CU and Appraiser Regulation
Whether you believe Fannie Mae’s comprehensive rollout of Collateral Underwriter will finally weed out the lazy form-fillers or it will end up euthanizing the aging residential leg of the profession once and for all, is not the subject of this article. There are plenty of blogs, articles, and seminars that are wrestling with the efficacy of CU and its long-term impact.
To be sure, the profession has entered the new age of big data. Residential appraisers will need to navigate regression analysis, heat maps, trend lines, oblique aerial images, and especially how to tie it all together into something meaningful.
From a regulator’s perspective, the new paradigm creates compliance challenges for appraisers and AMCs. Collateral Underwriter will be analyzing its own model data and data provided by an appraiser’s peers. Everyone needs to be aware that Fannie Mae’s label of “peer” is not necessarily synonymous with the USPAP definition of “peer”.
APPRAISER’S PEERS: other appraisers who have expertise and competency in a similar type of assignment.
Appraisers who are provided rebuttal data through CU will need to justify their own analysis against an unknown group of “peers”. No one will know for certain whether this pool of “peers” truly fits the USPAP definition that includes expertise and competency. A peer in USPAP is not just anyone with a license. To CU…they might be. AMCs will need to steer clear of making demands of their panel based upon CU output.
From the AMC Administrative Rules: Section 1452.190 Unprofessional Conduct
“Dishonorable, unethical or unprofessional conduct” as used in Section 65(a)(9) of the Act includes but is not limited to: i) Deliberately interfering with a licensed Illinois appraiser’s ability to comply with USPAP; j) Failing to deliver all information that supports a change in property value to a licensed Illinois appraiser without good cause;
When these two sections (i and j) were drafted back in 2010, it was already clear as to the direction the appraisal profession was headed. The law was written so that AMCs wouldn’t be able to filter the data toward one result or another. CU data, when provided by an AMC must be complete and support any change, up or down, to an appraiser. There will be no tilting of data to produce a more favorable score. However, appraisers are also cautioned to understand that AMCs are legally permitted to ask for three things on any assignment:
Nothing in this Act shall prohibit an appraisal management company from requesting that an appraiser: (1) consider additional appropriate property information, including the consideration of additional comparable properties to make or support an appraisal; (2) provide further detail, substantiation, or explanation for the appraiser’s value conclusion; or (3) correct factual errors in the appraisal report.
These dovetail perfectly with the intent of CU.
================
* Parts of the exercise:
(a) Answer these from the article on CU and appraiser regulation:
(i) In what year were sections i and j of the AMC rules drafted?
(ii) How does USPAP define an appraiser's peers?
(iii) What section number of the AMC Administrative Rules covers unprofessional conduct?
(b) Please reproduce verbatim the passage of the article on CU and appraiser regulation starting with "Appraisers who are" and going on through "upon CU output.".

* Data lines:
================
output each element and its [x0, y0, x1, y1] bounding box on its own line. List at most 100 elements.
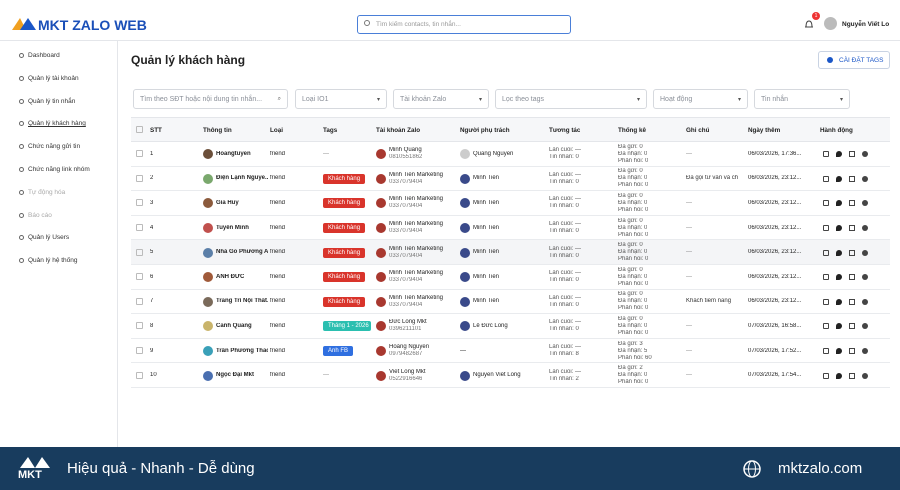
================
* Solutions to the exercise:
(a)
(i) 2010
(ii) Other appraisers who have expertise and competency in a similar type of assignment.
(iii) Section 1452.190

(b)
Appraisers who are provided rebuttal data through CU will need to justify their own analysis against an unknown group of “peers”. No one will know for certain whether this pool of “peers” truly fits the USPAP definition that includes expertise and competency. A peer in USPAP is not just anyone with a license. To CU…they might be. AMCs will need to steer clear of making demands of their panel based upon CU output.